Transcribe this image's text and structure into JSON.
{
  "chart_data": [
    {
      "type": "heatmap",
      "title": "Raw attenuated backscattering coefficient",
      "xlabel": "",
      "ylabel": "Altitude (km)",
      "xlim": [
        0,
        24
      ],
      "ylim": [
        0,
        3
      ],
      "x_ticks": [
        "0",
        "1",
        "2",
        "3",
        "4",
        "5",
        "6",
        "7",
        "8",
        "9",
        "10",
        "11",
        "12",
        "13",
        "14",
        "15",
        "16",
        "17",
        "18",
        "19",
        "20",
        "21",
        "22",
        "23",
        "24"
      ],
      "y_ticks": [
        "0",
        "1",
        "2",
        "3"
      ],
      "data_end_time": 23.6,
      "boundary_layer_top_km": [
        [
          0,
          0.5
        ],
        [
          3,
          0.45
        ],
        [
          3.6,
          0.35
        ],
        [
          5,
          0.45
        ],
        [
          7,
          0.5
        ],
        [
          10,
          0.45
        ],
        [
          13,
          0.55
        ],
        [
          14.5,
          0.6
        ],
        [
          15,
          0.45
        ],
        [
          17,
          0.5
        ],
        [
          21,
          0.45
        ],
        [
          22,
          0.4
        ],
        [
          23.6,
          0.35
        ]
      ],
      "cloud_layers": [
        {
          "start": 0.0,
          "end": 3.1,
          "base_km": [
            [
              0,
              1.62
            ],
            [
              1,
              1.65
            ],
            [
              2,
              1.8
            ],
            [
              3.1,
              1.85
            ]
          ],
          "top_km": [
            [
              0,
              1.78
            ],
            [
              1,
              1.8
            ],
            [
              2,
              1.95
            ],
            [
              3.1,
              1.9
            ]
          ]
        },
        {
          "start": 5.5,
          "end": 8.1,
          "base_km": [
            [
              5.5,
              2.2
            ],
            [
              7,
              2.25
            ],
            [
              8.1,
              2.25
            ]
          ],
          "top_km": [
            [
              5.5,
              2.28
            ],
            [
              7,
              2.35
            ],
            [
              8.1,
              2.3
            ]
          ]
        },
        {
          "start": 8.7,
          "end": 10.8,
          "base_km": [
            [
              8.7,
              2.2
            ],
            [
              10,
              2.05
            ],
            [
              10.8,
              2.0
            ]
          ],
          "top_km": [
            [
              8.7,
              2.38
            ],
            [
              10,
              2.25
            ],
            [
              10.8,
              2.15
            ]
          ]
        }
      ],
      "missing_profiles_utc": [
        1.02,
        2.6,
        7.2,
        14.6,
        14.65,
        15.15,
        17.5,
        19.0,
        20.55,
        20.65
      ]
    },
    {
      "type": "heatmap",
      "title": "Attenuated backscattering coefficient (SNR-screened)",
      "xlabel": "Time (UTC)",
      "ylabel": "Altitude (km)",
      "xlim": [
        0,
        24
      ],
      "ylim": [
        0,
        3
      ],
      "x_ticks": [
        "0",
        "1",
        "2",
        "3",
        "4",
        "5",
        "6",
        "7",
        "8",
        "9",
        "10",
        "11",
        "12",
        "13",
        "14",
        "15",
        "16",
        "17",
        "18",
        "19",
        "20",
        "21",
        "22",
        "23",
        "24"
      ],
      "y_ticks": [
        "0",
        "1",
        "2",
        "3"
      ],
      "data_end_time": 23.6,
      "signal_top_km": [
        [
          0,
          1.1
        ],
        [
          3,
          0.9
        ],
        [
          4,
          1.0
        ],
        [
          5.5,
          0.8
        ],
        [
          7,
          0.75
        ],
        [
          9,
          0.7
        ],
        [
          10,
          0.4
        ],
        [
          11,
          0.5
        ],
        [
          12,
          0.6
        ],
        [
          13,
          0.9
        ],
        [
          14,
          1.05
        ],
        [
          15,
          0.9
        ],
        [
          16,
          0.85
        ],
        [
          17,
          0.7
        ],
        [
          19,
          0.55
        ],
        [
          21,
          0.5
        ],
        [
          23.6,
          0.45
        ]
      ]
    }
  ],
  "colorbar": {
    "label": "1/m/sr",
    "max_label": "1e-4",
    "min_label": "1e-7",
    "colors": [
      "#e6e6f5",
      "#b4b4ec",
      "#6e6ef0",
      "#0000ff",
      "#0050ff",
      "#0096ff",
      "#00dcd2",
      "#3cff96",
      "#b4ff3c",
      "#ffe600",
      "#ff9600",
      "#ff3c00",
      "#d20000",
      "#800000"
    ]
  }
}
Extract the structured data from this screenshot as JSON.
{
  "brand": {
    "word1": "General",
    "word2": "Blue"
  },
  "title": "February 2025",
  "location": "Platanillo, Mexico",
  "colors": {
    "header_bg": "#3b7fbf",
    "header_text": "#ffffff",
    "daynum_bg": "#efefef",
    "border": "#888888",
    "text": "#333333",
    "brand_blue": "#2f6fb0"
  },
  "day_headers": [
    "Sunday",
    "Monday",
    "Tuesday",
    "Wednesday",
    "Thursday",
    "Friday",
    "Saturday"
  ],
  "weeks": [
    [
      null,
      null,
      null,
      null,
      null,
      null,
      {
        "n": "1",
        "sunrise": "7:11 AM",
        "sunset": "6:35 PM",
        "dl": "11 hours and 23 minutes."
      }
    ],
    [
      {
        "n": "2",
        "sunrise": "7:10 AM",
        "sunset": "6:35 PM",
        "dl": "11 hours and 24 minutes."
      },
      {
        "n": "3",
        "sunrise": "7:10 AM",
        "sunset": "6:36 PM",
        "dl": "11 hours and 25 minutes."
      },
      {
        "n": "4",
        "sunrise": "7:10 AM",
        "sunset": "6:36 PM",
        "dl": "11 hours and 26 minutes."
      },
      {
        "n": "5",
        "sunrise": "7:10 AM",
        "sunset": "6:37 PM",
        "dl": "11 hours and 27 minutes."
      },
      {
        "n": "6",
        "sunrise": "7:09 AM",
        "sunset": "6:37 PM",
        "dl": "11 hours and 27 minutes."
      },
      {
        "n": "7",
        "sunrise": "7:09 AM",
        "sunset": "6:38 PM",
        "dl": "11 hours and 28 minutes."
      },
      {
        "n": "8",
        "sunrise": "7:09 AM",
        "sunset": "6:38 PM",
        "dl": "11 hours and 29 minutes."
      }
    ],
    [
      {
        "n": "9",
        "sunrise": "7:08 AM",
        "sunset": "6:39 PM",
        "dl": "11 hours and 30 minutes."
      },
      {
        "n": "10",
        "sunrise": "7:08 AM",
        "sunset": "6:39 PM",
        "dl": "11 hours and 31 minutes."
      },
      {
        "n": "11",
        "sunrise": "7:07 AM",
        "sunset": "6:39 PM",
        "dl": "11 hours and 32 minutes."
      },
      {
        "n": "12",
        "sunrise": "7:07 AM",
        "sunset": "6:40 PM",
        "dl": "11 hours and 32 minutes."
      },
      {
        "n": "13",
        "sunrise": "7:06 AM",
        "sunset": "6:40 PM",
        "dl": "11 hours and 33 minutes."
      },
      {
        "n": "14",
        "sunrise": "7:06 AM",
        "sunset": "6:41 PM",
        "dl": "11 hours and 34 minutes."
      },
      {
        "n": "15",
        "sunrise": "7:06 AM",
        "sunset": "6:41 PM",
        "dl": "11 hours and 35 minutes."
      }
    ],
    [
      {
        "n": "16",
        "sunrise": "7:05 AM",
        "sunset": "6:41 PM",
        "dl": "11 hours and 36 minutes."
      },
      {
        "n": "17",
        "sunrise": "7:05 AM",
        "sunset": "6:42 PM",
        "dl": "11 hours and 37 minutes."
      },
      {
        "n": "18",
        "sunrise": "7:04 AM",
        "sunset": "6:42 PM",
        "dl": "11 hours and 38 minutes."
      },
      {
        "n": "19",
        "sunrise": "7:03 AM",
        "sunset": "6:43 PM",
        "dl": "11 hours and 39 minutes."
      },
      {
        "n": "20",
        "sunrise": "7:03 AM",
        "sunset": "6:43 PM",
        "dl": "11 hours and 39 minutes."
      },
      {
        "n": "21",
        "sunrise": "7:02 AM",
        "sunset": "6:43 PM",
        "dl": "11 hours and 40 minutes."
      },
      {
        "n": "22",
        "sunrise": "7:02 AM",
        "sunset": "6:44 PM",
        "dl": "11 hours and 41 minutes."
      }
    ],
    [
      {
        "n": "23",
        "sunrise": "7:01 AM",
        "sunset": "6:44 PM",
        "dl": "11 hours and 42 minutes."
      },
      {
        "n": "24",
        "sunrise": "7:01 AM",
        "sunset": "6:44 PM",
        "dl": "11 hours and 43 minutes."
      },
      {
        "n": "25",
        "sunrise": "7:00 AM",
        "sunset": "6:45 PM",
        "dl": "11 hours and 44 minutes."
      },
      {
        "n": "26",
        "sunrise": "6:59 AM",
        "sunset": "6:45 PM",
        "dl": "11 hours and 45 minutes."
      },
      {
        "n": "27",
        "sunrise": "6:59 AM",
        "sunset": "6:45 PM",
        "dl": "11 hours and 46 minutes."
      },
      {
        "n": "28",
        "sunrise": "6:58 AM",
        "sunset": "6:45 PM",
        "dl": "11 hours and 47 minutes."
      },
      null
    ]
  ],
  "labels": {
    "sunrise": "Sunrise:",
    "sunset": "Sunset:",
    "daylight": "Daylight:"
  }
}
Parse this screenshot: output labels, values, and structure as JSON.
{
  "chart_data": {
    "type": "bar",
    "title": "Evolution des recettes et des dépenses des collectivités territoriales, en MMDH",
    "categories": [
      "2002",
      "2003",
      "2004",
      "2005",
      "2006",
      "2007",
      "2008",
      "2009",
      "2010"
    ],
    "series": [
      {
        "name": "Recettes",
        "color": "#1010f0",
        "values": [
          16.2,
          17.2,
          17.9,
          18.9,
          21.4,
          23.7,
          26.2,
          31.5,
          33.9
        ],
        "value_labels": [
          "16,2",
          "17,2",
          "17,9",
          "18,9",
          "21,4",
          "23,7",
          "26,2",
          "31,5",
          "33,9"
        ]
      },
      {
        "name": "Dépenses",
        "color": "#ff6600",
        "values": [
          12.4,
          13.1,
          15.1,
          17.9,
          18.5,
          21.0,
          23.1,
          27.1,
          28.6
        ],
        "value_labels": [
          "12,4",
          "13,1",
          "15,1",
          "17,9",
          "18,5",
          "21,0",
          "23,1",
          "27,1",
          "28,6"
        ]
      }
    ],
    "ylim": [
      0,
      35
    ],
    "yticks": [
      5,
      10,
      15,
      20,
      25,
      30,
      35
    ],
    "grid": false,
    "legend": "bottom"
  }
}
------------------------
# [EXERCISE DETAILS]
List the lines of the records where "backscattering" occurs.

# [SOLUTION]
      "title": "Raw attenuated backscattering coefficient",
      "title": "Attenuated backscattering coefficient (SNR-screened)",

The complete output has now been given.